*Written exercise*: Write the data out again in full, with no departure from the original.

*Source records*:
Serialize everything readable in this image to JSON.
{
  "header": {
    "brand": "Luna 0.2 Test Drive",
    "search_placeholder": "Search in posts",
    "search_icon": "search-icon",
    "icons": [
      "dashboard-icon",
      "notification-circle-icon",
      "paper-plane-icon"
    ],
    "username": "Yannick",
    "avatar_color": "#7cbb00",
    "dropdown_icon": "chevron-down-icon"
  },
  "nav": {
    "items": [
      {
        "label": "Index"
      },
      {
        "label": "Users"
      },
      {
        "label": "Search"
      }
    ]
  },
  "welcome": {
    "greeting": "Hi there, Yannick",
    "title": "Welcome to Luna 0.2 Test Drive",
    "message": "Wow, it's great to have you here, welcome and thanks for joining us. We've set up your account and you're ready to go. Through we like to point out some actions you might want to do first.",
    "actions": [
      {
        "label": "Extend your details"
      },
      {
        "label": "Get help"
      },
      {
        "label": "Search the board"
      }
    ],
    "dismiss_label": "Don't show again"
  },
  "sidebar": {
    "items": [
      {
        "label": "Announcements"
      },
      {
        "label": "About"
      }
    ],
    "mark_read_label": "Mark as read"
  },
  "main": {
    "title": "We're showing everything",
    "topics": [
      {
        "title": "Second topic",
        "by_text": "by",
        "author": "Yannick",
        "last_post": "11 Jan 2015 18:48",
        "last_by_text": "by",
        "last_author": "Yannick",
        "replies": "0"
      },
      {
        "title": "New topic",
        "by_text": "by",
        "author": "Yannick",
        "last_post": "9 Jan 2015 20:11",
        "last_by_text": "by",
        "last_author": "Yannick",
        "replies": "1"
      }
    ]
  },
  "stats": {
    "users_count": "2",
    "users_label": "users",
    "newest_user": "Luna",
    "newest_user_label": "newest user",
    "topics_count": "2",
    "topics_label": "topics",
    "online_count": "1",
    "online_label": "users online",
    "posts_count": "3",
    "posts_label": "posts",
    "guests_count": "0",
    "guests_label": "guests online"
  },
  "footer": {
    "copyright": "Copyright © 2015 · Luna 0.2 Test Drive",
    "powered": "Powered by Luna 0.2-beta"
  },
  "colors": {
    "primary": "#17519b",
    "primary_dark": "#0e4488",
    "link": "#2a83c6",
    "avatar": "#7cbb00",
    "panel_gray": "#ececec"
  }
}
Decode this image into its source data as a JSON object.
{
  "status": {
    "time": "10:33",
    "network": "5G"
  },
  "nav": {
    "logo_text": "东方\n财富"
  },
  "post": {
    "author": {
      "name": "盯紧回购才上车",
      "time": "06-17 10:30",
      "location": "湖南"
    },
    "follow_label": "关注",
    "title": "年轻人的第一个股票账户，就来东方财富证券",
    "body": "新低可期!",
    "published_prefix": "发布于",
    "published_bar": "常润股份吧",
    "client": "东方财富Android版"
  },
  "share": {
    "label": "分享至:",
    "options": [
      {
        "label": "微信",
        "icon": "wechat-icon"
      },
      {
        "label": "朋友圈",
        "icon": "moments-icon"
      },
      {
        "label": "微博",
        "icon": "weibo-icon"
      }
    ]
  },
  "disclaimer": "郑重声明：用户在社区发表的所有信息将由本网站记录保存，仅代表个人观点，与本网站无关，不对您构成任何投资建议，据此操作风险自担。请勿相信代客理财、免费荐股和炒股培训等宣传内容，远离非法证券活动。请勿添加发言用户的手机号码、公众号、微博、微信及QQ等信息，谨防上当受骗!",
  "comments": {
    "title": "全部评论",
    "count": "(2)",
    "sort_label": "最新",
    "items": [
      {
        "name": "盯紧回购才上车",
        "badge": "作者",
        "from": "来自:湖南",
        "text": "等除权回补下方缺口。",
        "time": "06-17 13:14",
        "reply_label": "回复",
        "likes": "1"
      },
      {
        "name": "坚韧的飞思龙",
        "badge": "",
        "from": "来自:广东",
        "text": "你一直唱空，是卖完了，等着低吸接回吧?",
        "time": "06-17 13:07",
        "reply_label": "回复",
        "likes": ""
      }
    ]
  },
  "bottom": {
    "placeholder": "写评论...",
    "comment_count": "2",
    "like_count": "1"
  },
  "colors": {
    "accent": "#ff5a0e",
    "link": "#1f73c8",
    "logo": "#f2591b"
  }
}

*Answer to this problem*:
Serialize everything readable in this image to JSON.
{
  "header": {
    "brand": "Luna 0.2 Test Drive",
    "search_placeholder": "Search in posts",
    "search_icon": "search-icon",
    "icons": [
      "dashboard-icon",
      "notification-circle-icon",
      "paper-plane-icon"
    ],
    "username": "Yannick",
    "avatar_color": "#7cbb00",
    "dropdown_icon": "chevron-down-icon"
  },
  "nav": {
    "items": [
      {
        "label": "Index"
      },
      {
        "label": "Users"
      },
      {
        "label": "Search"
      }
    ]
  },
  "welcome": {
    "greeting": "Hi there, Yannick",
    "title": "Welcome to Luna 0.2 Test Drive",
    "message": "Wow, it's great to have you here, welcome and thanks for joining us. We've set up your account and you're ready to go. Through we like to point out some actions you might want to do first.",
    "actions": [
      {
        "label": "Extend your details"
      },
      {
        "label": "Get help"
      },
      {
        "label": "Search the board"
      }
    ],
    "dismiss_label": "Don't show again"
  },
  "sidebar": {
    "items": [
      {
        "label": "Announcements"
      },
      {
        "label": "About"
      }
    ],
    "mark_read_label": "Mark as read"
  },
  "main": {
    "title": "We're showing everything",
    "topics": [
      {
        "title": "Second topic",
        "by_text": "by",
        "author": "Yannick",
        "last_post": "11 Jan 2015 18:48",
        "last_by_text": "by",
        "last_author": "Yannick",
        "replies": "0"
      },
      {
        "title": "New topic",
        "by_text": "by",
        "author": "Yannick",
        "last_post": "9 Jan 2015 20:11",
        "last_by_text": "by",
        "last_author": "Yannick",
        "replies": "1"
      }
    ]
  },
  "stats": {
    "users_count": "2",
    "users_label": "users",
    "newest_user": "Luna",
    "newest_user_label": "newest user",
    "topics_count": "2",
    "topics_label": "topics",
    "online_count": "1",
    "online_label": "users online",
    "posts_count": "3",
    "posts_label": "posts",
    "guests_count": "0",
    "guests_label": "guests online"
  },
  "footer": {
    "copyright": "Copyright © 2015 · Luna 0.2 Test Drive",
    "powered": "Powered by Luna 0.2-beta"
  },
  "colors": {
    "primary": "#17519b",
    "primary_dark": "#0e4488",
    "link": "#2a83c6",
    "avatar": "#7cbb00",
    "panel_gray": "#ececec"
  }
}
Decode this image into its source data as a JSON object.
{
  "status": {
    "time": "10:33",
    "network": "5G"
  },
  "nav": {
    "logo_text": "东方\n财富"
  },
  "post": {
    "author": {
      "name": "盯紧回购才上车",
      "time": "06-17 10:30",
      "location": "湖南"
    },
    "follow_label": "关注",
    "title": "年轻人的第一个股票账户，就来东方财富证券",
    "body": "新低可期!",
    "published_prefix": "发布于",
    "published_bar": "常润股份吧",
    "client": "东方财富Android版"
  },
  "share": {
    "label": "分享至:",
    "options": [
      {
        "label": "微信",
        "icon": "wechat-icon"
      },
      {
        "label": "朋友圈",
        "icon": "moments-icon"
      },
      {
        "label": "微博",
        "icon": "weibo-icon"
      }
    ]
  },
  "disclaimer": "郑重声明：用户在社区发表的所有信息将由本网站记录保存，仅代表个人观点，与本网站无关，不对您构成任何投资建议，据此操作风险自担。请勿相信代客理财、免费荐股和炒股培训等宣传内容，远离非法证券活动。请勿添加发言用户的手机号码、公众号、微博、微信及QQ等信息，谨防上当受骗!",
  "comments": {
    "title": "全部评论",
    "count": "(2)",
    "sort_label": "最新",
    "items": [
      {
        "name": "盯紧回购才上车",
        "badge": "作者",
        "from": "来自:湖南",
        "text": "等除权回补下方缺口。",
        "time": "06-17 13:14",
        "reply_label": "回复",
        "likes": "1"
      },
      {
        "name": "坚韧的飞思龙",
        "badge": "",
        "from": "来自:广东",
        "text": "你一直唱空，是卖完了，等着低吸接回吧?",
        "time": "06-17 13:07",
        "reply_label": "回复",
        "likes": ""
      }
    ]
  },
  "bottom": {
    "placeholder": "写评论...",
    "comment_count": "2",
    "like_count": "1"
  },
  "colors": {
    "accent": "#ff5a0e",
    "link": "#1f73c8",
    "logo": "#f2591b"
  }
}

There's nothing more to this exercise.